> _PROBLEM DESCRIPTION_: Go through the listing and copy each line with the string "JSON".

> _ENTRIES PROVIDED_:
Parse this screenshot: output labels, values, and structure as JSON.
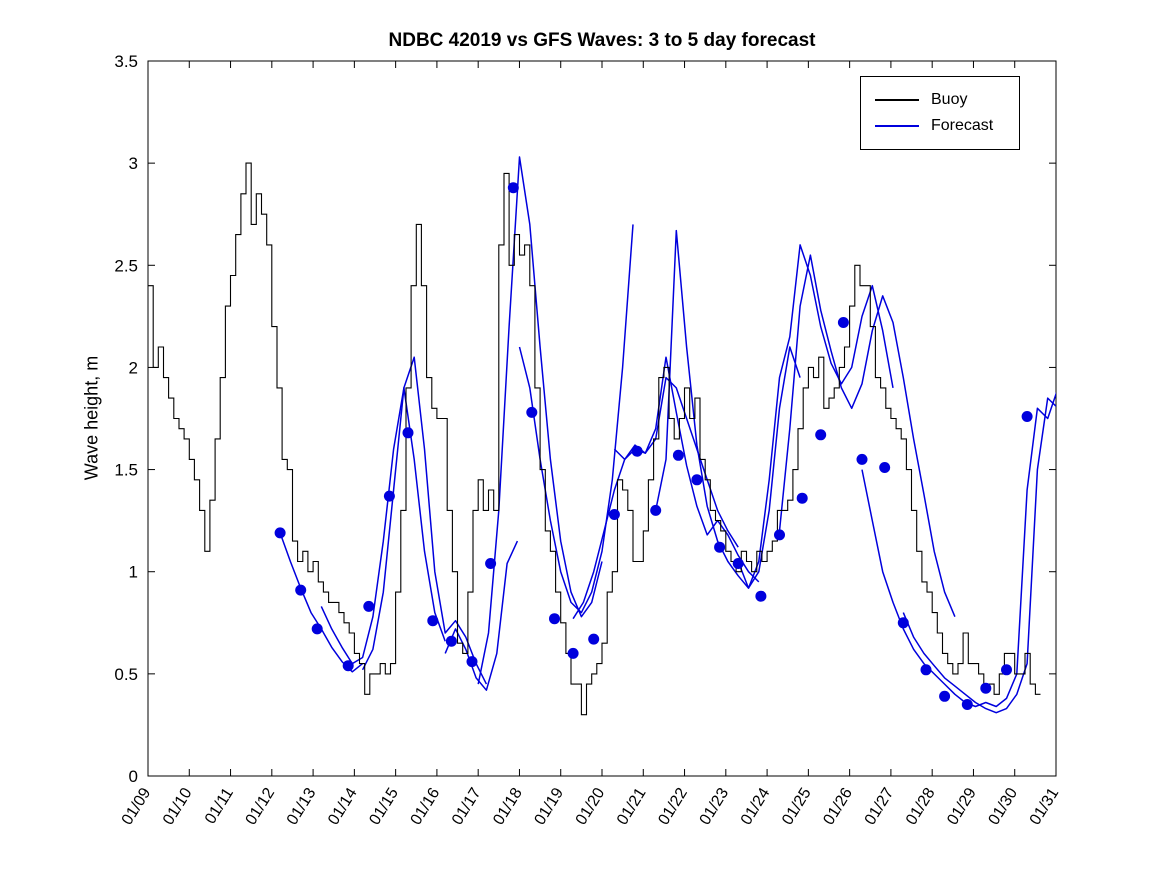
{
  "figure": {
    "background": "#ffffff"
  },
  "chart_data": {
    "type": "line",
    "title": "NDBC 42019 vs GFS Waves: 3 to 5 day forecast",
    "xlabel": "",
    "ylabel": "Wave height, m",
    "xlim": [
      0,
      22
    ],
    "ylim": [
      0,
      3.5
    ],
    "grid": false,
    "legend_position": "upper right",
    "legend": [
      "Buoy",
      "Forecast"
    ],
    "colors": {
      "buoy": "#000000",
      "forecast": "#0000dd"
    },
    "xticks": [
      0,
      1,
      2,
      3,
      4,
      5,
      6,
      7,
      8,
      9,
      10,
      11,
      12,
      13,
      14,
      15,
      16,
      17,
      18,
      19,
      20,
      21,
      22
    ],
    "xtick_labels": [
      "01/09",
      "01/10",
      "01/11",
      "01/12",
      "01/13",
      "01/14",
      "01/15",
      "01/16",
      "01/17",
      "01/18",
      "01/19",
      "01/20",
      "01/21",
      "01/22",
      "01/23",
      "01/24",
      "01/25",
      "01/26",
      "01/27",
      "01/28",
      "01/29",
      "01/30",
      "01/31"
    ],
    "yticks": [
      0,
      0.5,
      1,
      1.5,
      2,
      2.5,
      3,
      3.5
    ],
    "ytick_labels": [
      "0",
      "0.5",
      "1",
      "1.5",
      "2",
      "2.5",
      "3",
      "3.5"
    ],
    "series": [
      {
        "name": "Buoy",
        "color": "#000000",
        "style": "step",
        "x0": 0,
        "dx": 0.125,
        "y": [
          2.4,
          2.0,
          2.1,
          1.95,
          1.85,
          1.75,
          1.7,
          1.65,
          1.55,
          1.45,
          1.3,
          1.1,
          1.35,
          1.65,
          1.95,
          2.3,
          2.45,
          2.65,
          2.85,
          3.0,
          2.7,
          2.85,
          2.75,
          2.6,
          2.2,
          1.9,
          1.55,
          1.5,
          1.15,
          1.05,
          1.1,
          1.0,
          1.05,
          0.95,
          0.9,
          0.85,
          0.85,
          0.8,
          0.75,
          0.7,
          0.6,
          0.55,
          0.4,
          0.5,
          0.5,
          0.55,
          0.5,
          0.55,
          0.9,
          1.3,
          1.9,
          2.4,
          2.7,
          2.4,
          1.95,
          1.8,
          1.75,
          1.75,
          1.3,
          1.0,
          0.65,
          0.6,
          0.9,
          1.3,
          1.45,
          1.3,
          1.4,
          1.3,
          2.6,
          2.95,
          2.5,
          2.65,
          2.55,
          2.6,
          2.4,
          1.9,
          1.5,
          1.2,
          1.1,
          0.9,
          0.75,
          0.6,
          0.45,
          0.45,
          0.3,
          0.45,
          0.5,
          0.55,
          0.65,
          0.9,
          1.0,
          1.45,
          1.4,
          1.3,
          1.05,
          1.05,
          1.2,
          1.45,
          1.65,
          1.95,
          2.0,
          1.75,
          1.65,
          1.75,
          1.9,
          1.75,
          1.85,
          1.55,
          1.45,
          1.3,
          1.25,
          1.2,
          1.1,
          1.05,
          1.0,
          1.1,
          1.05,
          1.0,
          1.1,
          1.05,
          1.1,
          1.15,
          1.3,
          1.3,
          1.35,
          1.5,
          1.7,
          1.9,
          2.0,
          1.95,
          2.05,
          1.8,
          1.85,
          1.9,
          2.0,
          2.1,
          2.3,
          2.5,
          2.4,
          2.4,
          2.2,
          1.95,
          1.9,
          1.8,
          1.75,
          1.7,
          1.65,
          1.5,
          1.3,
          1.1,
          0.95,
          0.9,
          0.8,
          0.7,
          0.6,
          0.55,
          0.5,
          0.55,
          0.7,
          0.55,
          0.55,
          0.5,
          0.45,
          0.45,
          0.4,
          0.5,
          0.6,
          0.6,
          0.5,
          0.5,
          0.6,
          0.45,
          0.4,
          0.4
        ]
      },
      {
        "name": "Forecast",
        "color": "#0000dd",
        "style": "line",
        "segments": [
          {
            "x0": 3.2,
            "dx": 0.25,
            "y": [
              1.19,
              1.05,
              0.92,
              0.8,
              0.72,
              0.63,
              0.56,
              0.51,
              0.55
            ]
          },
          {
            "x0": 4.2,
            "dx": 0.25,
            "y": [
              0.83,
              0.72,
              0.63,
              0.55,
              0.58,
              0.78,
              1.15,
              1.6,
              1.9,
              1.55,
              1.1,
              0.8,
              0.66
            ]
          },
          {
            "x0": 5.2,
            "dx": 0.25,
            "y": [
              0.52,
              0.62,
              0.9,
              1.4,
              1.9,
              2.05,
              1.6,
              1.0,
              0.7,
              0.76,
              0.68,
              0.55,
              0.45
            ]
          },
          {
            "x0": 7.2,
            "dx": 0.25,
            "y": [
              0.6,
              0.72,
              0.62,
              0.48,
              0.42,
              0.6,
              1.04,
              1.15
            ]
          },
          {
            "x0": 8.0,
            "dx": 0.25,
            "y": [
              0.45,
              0.7,
              1.3,
              2.2,
              3.03,
              2.7,
              2.1,
              1.55,
              1.15,
              0.9,
              0.78,
              0.85,
              1.05
            ]
          },
          {
            "x0": 9.0,
            "dx": 0.25,
            "y": [
              2.1,
              1.9,
              1.55,
              1.25,
              1.0,
              0.85,
              0.8,
              0.9,
              1.1,
              1.45,
              2.0,
              2.7
            ]
          },
          {
            "x0": 10.3,
            "dx": 0.25,
            "y": [
              0.77,
              0.85,
              1.0,
              1.2,
              1.4,
              1.55,
              1.6,
              1.58,
              1.65,
              1.95,
              1.9,
              1.75,
              1.6,
              1.45,
              1.3,
              1.2,
              1.12
            ]
          },
          {
            "x0": 11.3,
            "dx": 0.25,
            "y": [
              1.6,
              1.55,
              1.62,
              1.58,
              1.7,
              2.05,
              1.78,
              1.52,
              1.32,
              1.18,
              1.25,
              1.18,
              1.08,
              1.0,
              0.95
            ]
          },
          {
            "x0": 12.3,
            "dx": 0.25,
            "y": [
              1.3,
              1.55,
              2.67,
              2.1,
              1.62,
              1.32,
              1.15,
              1.05,
              0.98,
              0.92,
              1.0,
              1.3,
              1.8,
              2.1,
              1.95
            ]
          },
          {
            "x0": 14.3,
            "dx": 0.25,
            "y": [
              1.05,
              0.92,
              1.05,
              1.45,
              1.95,
              2.15,
              2.6,
              2.45,
              2.2,
              2.02,
              1.92,
              2.0,
              2.25,
              2.4,
              2.18,
              1.9
            ]
          },
          {
            "x0": 15.3,
            "dx": 0.25,
            "y": [
              1.2,
              1.7,
              2.3,
              2.55,
              2.28,
              2.08,
              1.9,
              1.8,
              1.92,
              2.18,
              2.35,
              2.22,
              1.95,
              1.65,
              1.38,
              1.1,
              0.9,
              0.78
            ]
          },
          {
            "x0": 17.3,
            "dx": 0.25,
            "y": [
              1.5,
              1.25,
              1.0,
              0.85,
              0.72,
              0.62,
              0.55,
              0.5,
              0.45,
              0.4,
              0.36,
              0.34,
              0.36,
              0.34,
              0.38,
              0.5,
              1.4,
              1.8,
              1.75,
              1.9
            ]
          },
          {
            "x0": 18.3,
            "dx": 0.25,
            "y": [
              0.8,
              0.68,
              0.6,
              0.54,
              0.48,
              0.44,
              0.4,
              0.36,
              0.33,
              0.31,
              0.33,
              0.4,
              0.55,
              1.5,
              1.85,
              1.8
            ]
          }
        ]
      },
      {
        "name": "Forecast markers",
        "color": "#0000dd",
        "style": "dots",
        "points": [
          [
            3.2,
            1.19
          ],
          [
            3.7,
            0.91
          ],
          [
            4.1,
            0.72
          ],
          [
            4.85,
            0.54
          ],
          [
            5.35,
            0.83
          ],
          [
            5.85,
            1.37
          ],
          [
            6.3,
            1.68
          ],
          [
            6.9,
            0.76
          ],
          [
            7.35,
            0.66
          ],
          [
            7.85,
            0.56
          ],
          [
            8.3,
            1.04
          ],
          [
            8.85,
            2.88
          ],
          [
            9.3,
            1.78
          ],
          [
            9.85,
            0.77
          ],
          [
            10.3,
            0.6
          ],
          [
            10.8,
            0.67
          ],
          [
            11.3,
            1.28
          ],
          [
            11.85,
            1.59
          ],
          [
            12.3,
            1.3
          ],
          [
            12.85,
            1.57
          ],
          [
            13.3,
            1.45
          ],
          [
            13.85,
            1.12
          ],
          [
            14.3,
            1.04
          ],
          [
            14.85,
            0.88
          ],
          [
            15.3,
            1.18
          ],
          [
            15.85,
            1.36
          ],
          [
            16.3,
            1.67
          ],
          [
            16.85,
            2.22
          ],
          [
            17.3,
            1.55
          ],
          [
            17.85,
            1.51
          ],
          [
            18.3,
            0.75
          ],
          [
            18.85,
            0.52
          ],
          [
            19.3,
            0.39
          ],
          [
            19.85,
            0.35
          ],
          [
            20.3,
            0.43
          ],
          [
            20.8,
            0.52
          ],
          [
            21.3,
            1.76
          ]
        ]
      }
    ]
  }
}
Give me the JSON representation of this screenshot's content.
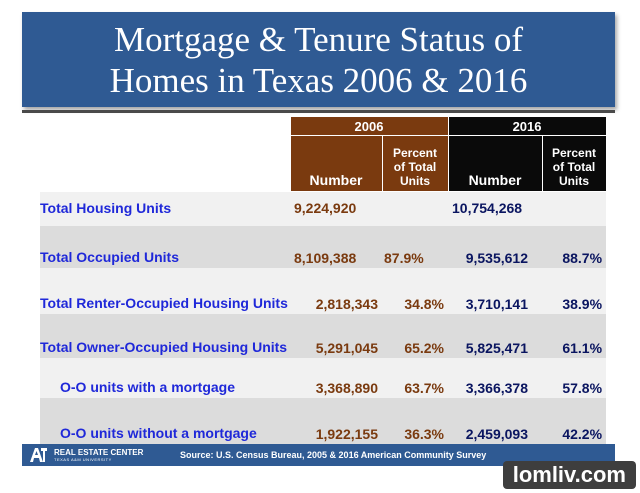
{
  "title": {
    "line1": "Mortgage & Tenure Status of",
    "line2": "Homes in Texas 2006 & 2016"
  },
  "table": {
    "years": [
      "2006",
      "2016"
    ],
    "columns": {
      "number": "Number",
      "percent_line1": "Percent",
      "percent_line2": "of Total",
      "percent_line3": "Units"
    },
    "rows": [
      {
        "label": "Total Housing Units",
        "n2006": "9,224,920",
        "p2006": "",
        "n2016": "10,754,268",
        "p2016": ""
      },
      {
        "label": "Total Occupied Units",
        "n2006": "8,109,388",
        "p2006": "87.9%",
        "n2016": "9,535,612",
        "p2016": "88.7%"
      },
      {
        "label": "Total Renter-Occupied Housing Units",
        "n2006": "2,818,343",
        "p2006": "34.8%",
        "n2016": "3,710,141",
        "p2016": "38.9%"
      },
      {
        "label": "Total Owner-Occupied Housing Units",
        "n2006": "5,291,045",
        "p2006": "65.2%",
        "n2016": "5,825,471",
        "p2016": "61.1%"
      },
      {
        "label": "O-O units with a mortgage",
        "n2006": "3,368,890",
        "p2006": "63.7%",
        "n2016": "3,366,378",
        "p2016": "57.8%"
      },
      {
        "label": "O-O units without a mortgage",
        "n2006": "1,922,155",
        "p2006": "36.3%",
        "n2016": "2,459,093",
        "p2016": "42.2%"
      }
    ]
  },
  "footer": {
    "logo_main": "REAL ESTATE CENTER",
    "logo_sub": "TEXAS A&M UNIVERSITY",
    "source": "Source: U.S. Census Bureau, 2005 & 2016 American Community Survey"
  },
  "watermark": "lomliv.com",
  "colors": {
    "title_bg": "#2f5a93",
    "year2006": "#7a3a0f",
    "year2016": "#0a0a0a",
    "label_text": "#1f28d9"
  }
}
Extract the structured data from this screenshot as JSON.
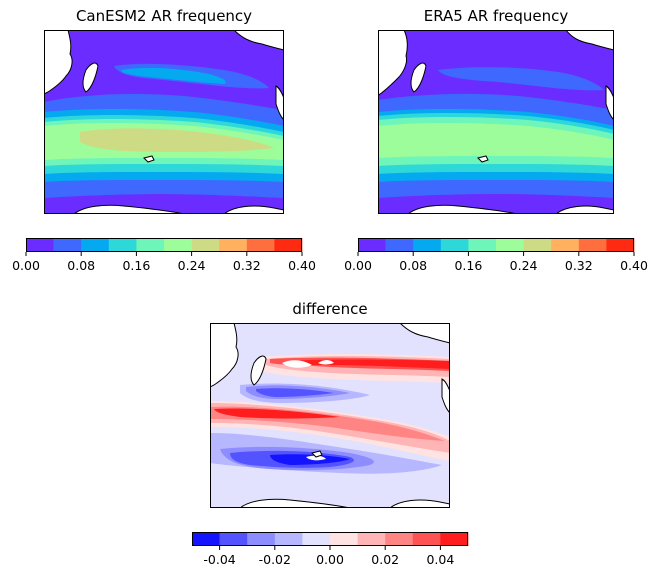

> _SOLUTION TO THIS EXERCISE_:
Parse this screenshot: output labels, values, and structure as JSON.
Give me the JSON representation of this screenshot's content.
Extract the structured data from this screenshot as JSON.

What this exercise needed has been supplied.